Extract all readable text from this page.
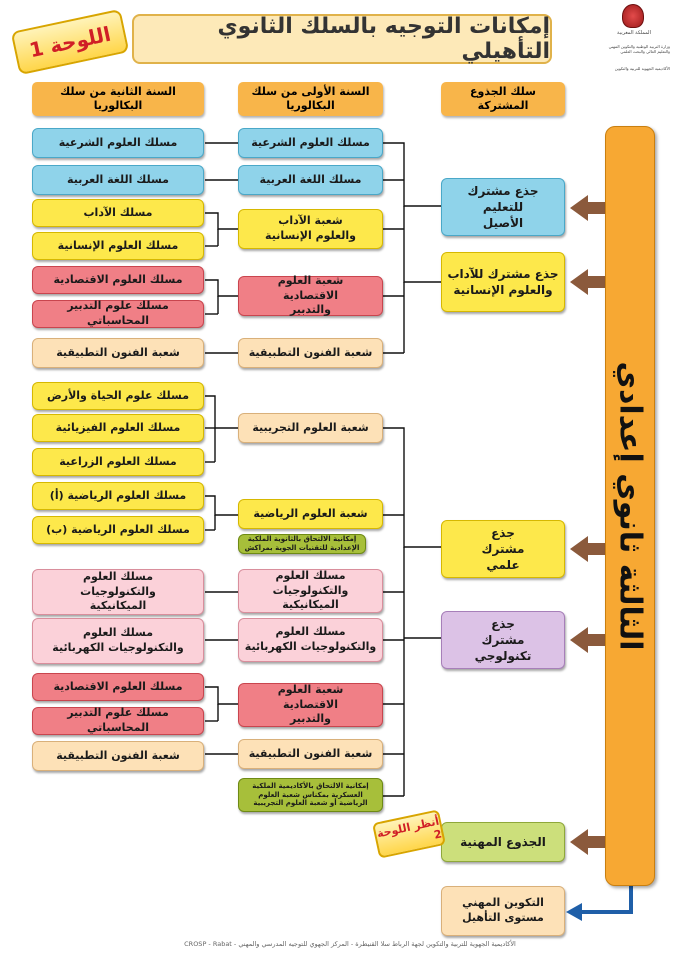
المملكة المغربية
وزارة التربية الوطنية والتكوين المهني والتعليم العالي والبحث العلمي
الأكاديمية الجهوية للتربية والتكوين
إمكانات التوجيه بالسلك الثانوي التأهيلي
اللوحة 1
سلك الجذوع المشتركة
السنة الأولى من سلك البكالوريا
السنة الثانية من سلك البكالوريا
جذع مشترك للتعليم الأصيل
جذع مشترك للآداب والعلوم الإنسانية
جذع مشترك علمي
جذع مشترك تكنولوجي
الجذوع المهنية
التكوين المهني مستوى التأهيل
أنظر اللوحة 2
الثالثة ثانوي إعدادي
مسلك العلوم الشرعية
مسلك اللغة العربية
شعبة الآداب والعلوم الإنسانية
شعبة العلوم الاقتصادية والتدبير
شعبة الفنون التطبيقية
شعبة العلوم التجريبية
شعبة العلوم الرياضية
إمكانية الالتحاق بالثانوية الملكية الإعدادية للتقنيات الجوية بمراكش
مسلك العلوم والتكنولوجيات الميكانيكية
مسلك العلوم والتكنولوجيات الكهربائية
شعبة العلوم الاقتصادية والتدبير
شعبة الفنون التطبيقية
إمكانية الالتحاق بالأكاديمية الملكية العسكرية بمكناس شعبة العلوم الرياضية أو شعبة العلوم التجريبية
مسلك العلوم الشرعية
مسلك اللغة العربية
مسلك الآداب
مسلك العلوم الإنسانية
مسلك العلوم الاقتصادية
مسلك علوم التدبير المحاسباتي
شعبة الفنون التطبيقية
مسلك علوم الحياة والأرض
مسلك العلوم الفيزيائية
مسلك العلوم الزراعية
مسلك العلوم الرياضية (أ)
مسلك العلوم الرياضية (ب)
مسلك العلوم والتكنولوجيات الميكانيكية
مسلك العلوم والتكنولوجيات الكهربائية
مسلك العلوم الاقتصادية
مسلك علوم التدبير المحاسباتي
شعبة الفنون التطبيقية
الأكاديمية الجهوية للتربية والتكوين لجهة الرباط سلا القنيطرة - المركز الجهوي للتوجيه المدرسي والمهني - CROSP - Rabat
* * * * * * *
TASK BRIEF — Copy each line above precisely, dropping the pictures.

WRITTEN RESPONSE —
Extract all readable text from this page.
المملكة المغربية
وزارة التربية الوطنية والتكوين المهني والتعليم العالي والبحث العلمي
الأكاديمية الجهوية للتربية والتكوين
إمكانات التوجيه بالسلك الثانوي التأهيلي
اللوحة 1
سلك الجذوع المشتركة
السنة الأولى من سلك البكالوريا
السنة الثانية من سلك البكالوريا
جذع مشترك للتعليم الأصيل
جذع مشترك للآداب والعلوم الإنسانية
جذع مشترك علمي
جذع مشترك تكنولوجي
الجذوع المهنية
التكوين المهني مستوى التأهيل
أنظر اللوحة 2
الثالثة ثانوي إعدادي
مسلك العلوم الشرعية
مسلك اللغة العربية
شعبة الآداب والعلوم الإنسانية
شعبة العلوم الاقتصادية والتدبير
شعبة الفنون التطبيقية
شعبة العلوم التجريبية
شعبة العلوم الرياضية
إمكانية الالتحاق بالثانوية الملكية الإعدادية للتقنيات الجوية بمراكش
مسلك العلوم والتكنولوجيات الميكانيكية
مسلك العلوم والتكنولوجيات الكهربائية
شعبة العلوم الاقتصادية والتدبير
شعبة الفنون التطبيقية
إمكانية الالتحاق بالأكاديمية الملكية العسكرية بمكناس شعبة العلوم الرياضية أو شعبة العلوم التجريبية
مسلك العلوم الشرعية
مسلك اللغة العربية
مسلك الآداب
مسلك العلوم الإنسانية
مسلك العلوم الاقتصادية
مسلك علوم التدبير المحاسباتي
شعبة الفنون التطبيقية
مسلك علوم الحياة والأرض
مسلك العلوم الفيزيائية
مسلك العلوم الزراعية
مسلك العلوم الرياضية (أ)
مسلك العلوم الرياضية (ب)
مسلك العلوم والتكنولوجيات الميكانيكية
مسلك العلوم والتكنولوجيات الكهربائية
مسلك العلوم الاقتصادية
مسلك علوم التدبير المحاسباتي
شعبة الفنون التطبيقية
الأكاديمية الجهوية للتربية والتكوين لجهة الرباط سلا القنيطرة - المركز الجهوي للتوجيه المدرسي والمهني - CROSP - Rabat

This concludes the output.